WHAT THE EXERCISE ASKS:
Copy all lines below exactly as written. Leave pictures out.

(A run of records)
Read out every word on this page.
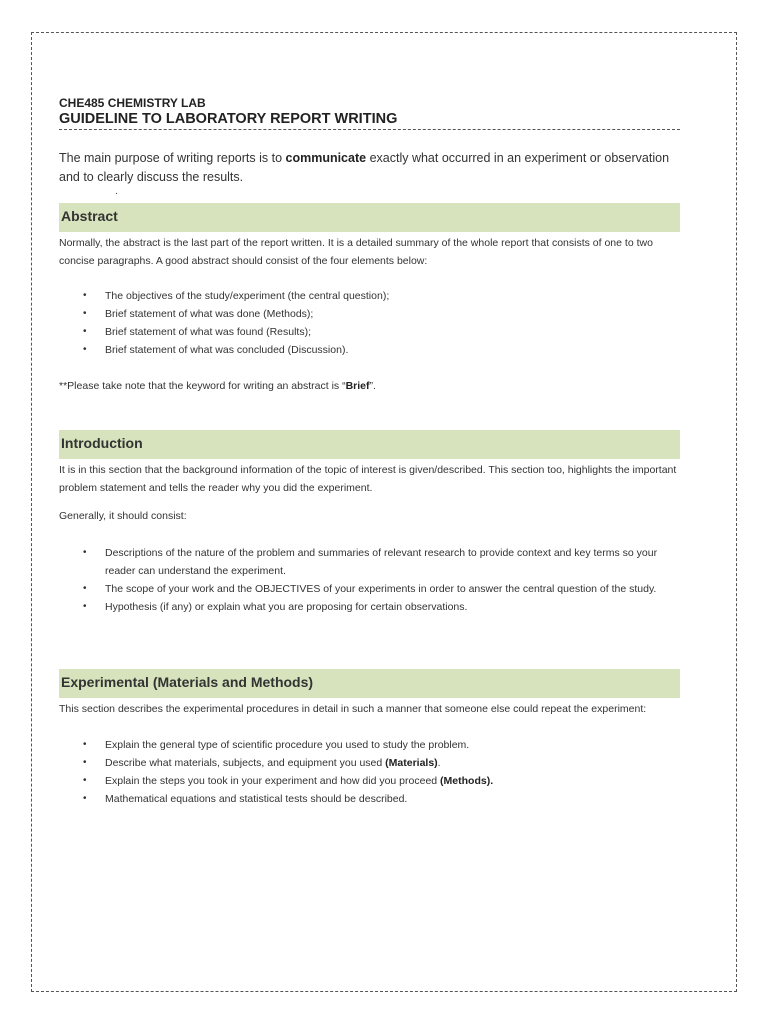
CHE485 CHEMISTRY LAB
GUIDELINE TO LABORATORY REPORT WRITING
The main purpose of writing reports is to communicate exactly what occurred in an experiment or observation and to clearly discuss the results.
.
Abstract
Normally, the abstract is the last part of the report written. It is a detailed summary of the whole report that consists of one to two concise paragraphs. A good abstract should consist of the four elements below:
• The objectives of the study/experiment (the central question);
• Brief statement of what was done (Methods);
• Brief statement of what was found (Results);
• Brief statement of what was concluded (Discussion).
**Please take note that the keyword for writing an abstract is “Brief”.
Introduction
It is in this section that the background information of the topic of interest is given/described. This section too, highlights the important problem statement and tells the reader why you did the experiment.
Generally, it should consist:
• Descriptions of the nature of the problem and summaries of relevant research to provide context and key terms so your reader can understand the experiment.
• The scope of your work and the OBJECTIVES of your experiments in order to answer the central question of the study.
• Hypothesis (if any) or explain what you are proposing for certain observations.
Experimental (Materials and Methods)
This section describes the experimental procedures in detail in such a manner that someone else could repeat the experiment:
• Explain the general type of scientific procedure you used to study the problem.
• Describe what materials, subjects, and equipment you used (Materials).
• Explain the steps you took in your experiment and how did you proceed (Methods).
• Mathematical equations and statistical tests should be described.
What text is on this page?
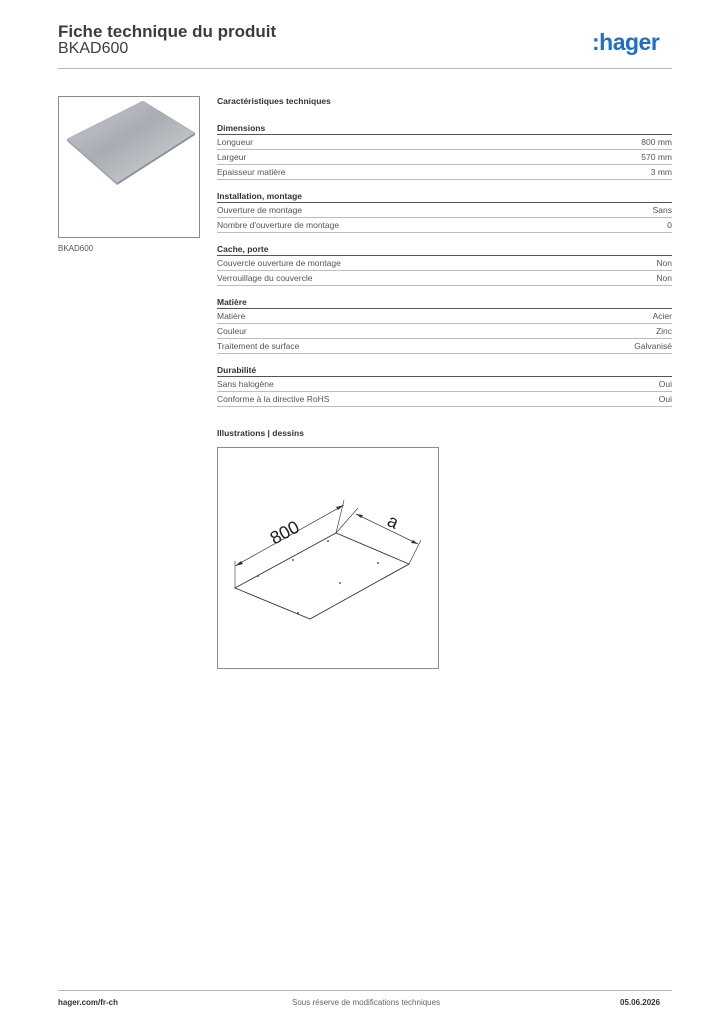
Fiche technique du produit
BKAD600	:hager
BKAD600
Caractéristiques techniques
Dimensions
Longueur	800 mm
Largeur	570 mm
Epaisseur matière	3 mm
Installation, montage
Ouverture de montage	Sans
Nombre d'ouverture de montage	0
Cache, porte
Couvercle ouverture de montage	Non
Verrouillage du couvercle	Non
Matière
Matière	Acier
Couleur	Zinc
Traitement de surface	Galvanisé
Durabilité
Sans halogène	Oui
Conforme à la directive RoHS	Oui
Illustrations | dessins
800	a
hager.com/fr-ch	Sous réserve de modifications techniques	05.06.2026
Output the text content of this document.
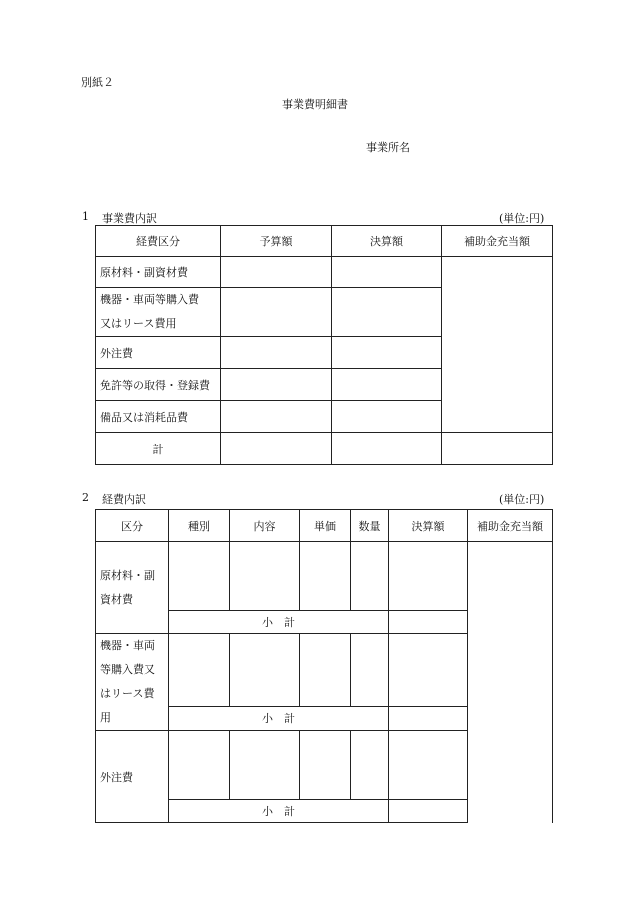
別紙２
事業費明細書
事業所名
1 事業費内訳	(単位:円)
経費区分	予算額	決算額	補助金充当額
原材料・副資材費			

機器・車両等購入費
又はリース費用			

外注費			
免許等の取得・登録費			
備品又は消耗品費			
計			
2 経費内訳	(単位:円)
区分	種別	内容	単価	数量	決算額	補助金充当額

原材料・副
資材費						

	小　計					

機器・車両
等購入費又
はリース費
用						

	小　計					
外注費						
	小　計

ANSWER BELOW:
Read out every word on this page.
CHE485 CHEMISTRY LAB
GUIDELINE TO LABORATORY REPORT WRITING
The main purpose of writing reports is to communicate exactly what occurred in an experiment or observation and to clearly discuss the results.
.
Abstract
Normally, the abstract is the last part of the report written. It is a detailed summary of the whole report that consists of one to two concise paragraphs. A good abstract should consist of the four elements below:
• The objectives of the study/experiment (the central question);
• Brief statement of what was done (Methods);
• Brief statement of what was found (Results);
• Brief statement of what was concluded (Discussion).
**Please take note that the keyword for writing an abstract is “Brief”.
Introduction
It is in this section that the background information of the topic of interest is given/described. This section too, highlights the important problem statement and tells the reader why you did the experiment.
Generally, it should consist:
• Descriptions of the nature of the problem and summaries of relevant research to provide context and key terms so your reader can understand the experiment.
• The scope of your work and the OBJECTIVES of your experiments in order to answer the central question of the study.
• Hypothesis (if any) or explain what you are proposing for certain observations.
Experimental (Materials and Methods)
This section describes the experimental procedures in detail in such a manner that someone else could repeat the experiment:
• Explain the general type of scientific procedure you used to study the problem.
• Describe what materials, subjects, and equipment you used (Materials).
• Explain the steps you took in your experiment and how did you proceed (Methods).
• Mathematical equations and statistical tests should be described.
What text is on this page?
Fiche technique du produit
BKAD600	:hager
BKAD600
Caractéristiques techniques
Dimensions
Longueur	800 mm
Largeur	570 mm
Epaisseur matière	3 mm
Installation, montage
Ouverture de montage	Sans
Nombre d'ouverture de montage	0
Cache, porte
Couvercle ouverture de montage	Non
Verrouillage du couvercle	Non
Matière
Matière	Acier
Couleur	Zinc
Traitement de surface	Galvanisé
Durabilité
Sans halogène	Oui
Conforme à la directive RoHS	Oui
Illustrations | dessins
800	a
hager.com/fr-ch	Sous réserve de modifications techniques	05.06.2026
Output the text content of this document.
別紙２
事業費明細書
事業所名
1 事業費内訳	(単位:円)
経費区分	予算額	決算額	補助金充当額
原材料・副資材費			

機器・車両等購入費
又はリース費用			

外注費			
免許等の取得・登録費			
備品又は消耗品費			
計			
2 経費内訳	(単位:円)
区分	種別	内容	単価	数量	決算額	補助金充当額

原材料・副
資材費						

	小　計					

機器・車両
等購入費又
はリース費
用						

	小　計					
外注費						
	小　計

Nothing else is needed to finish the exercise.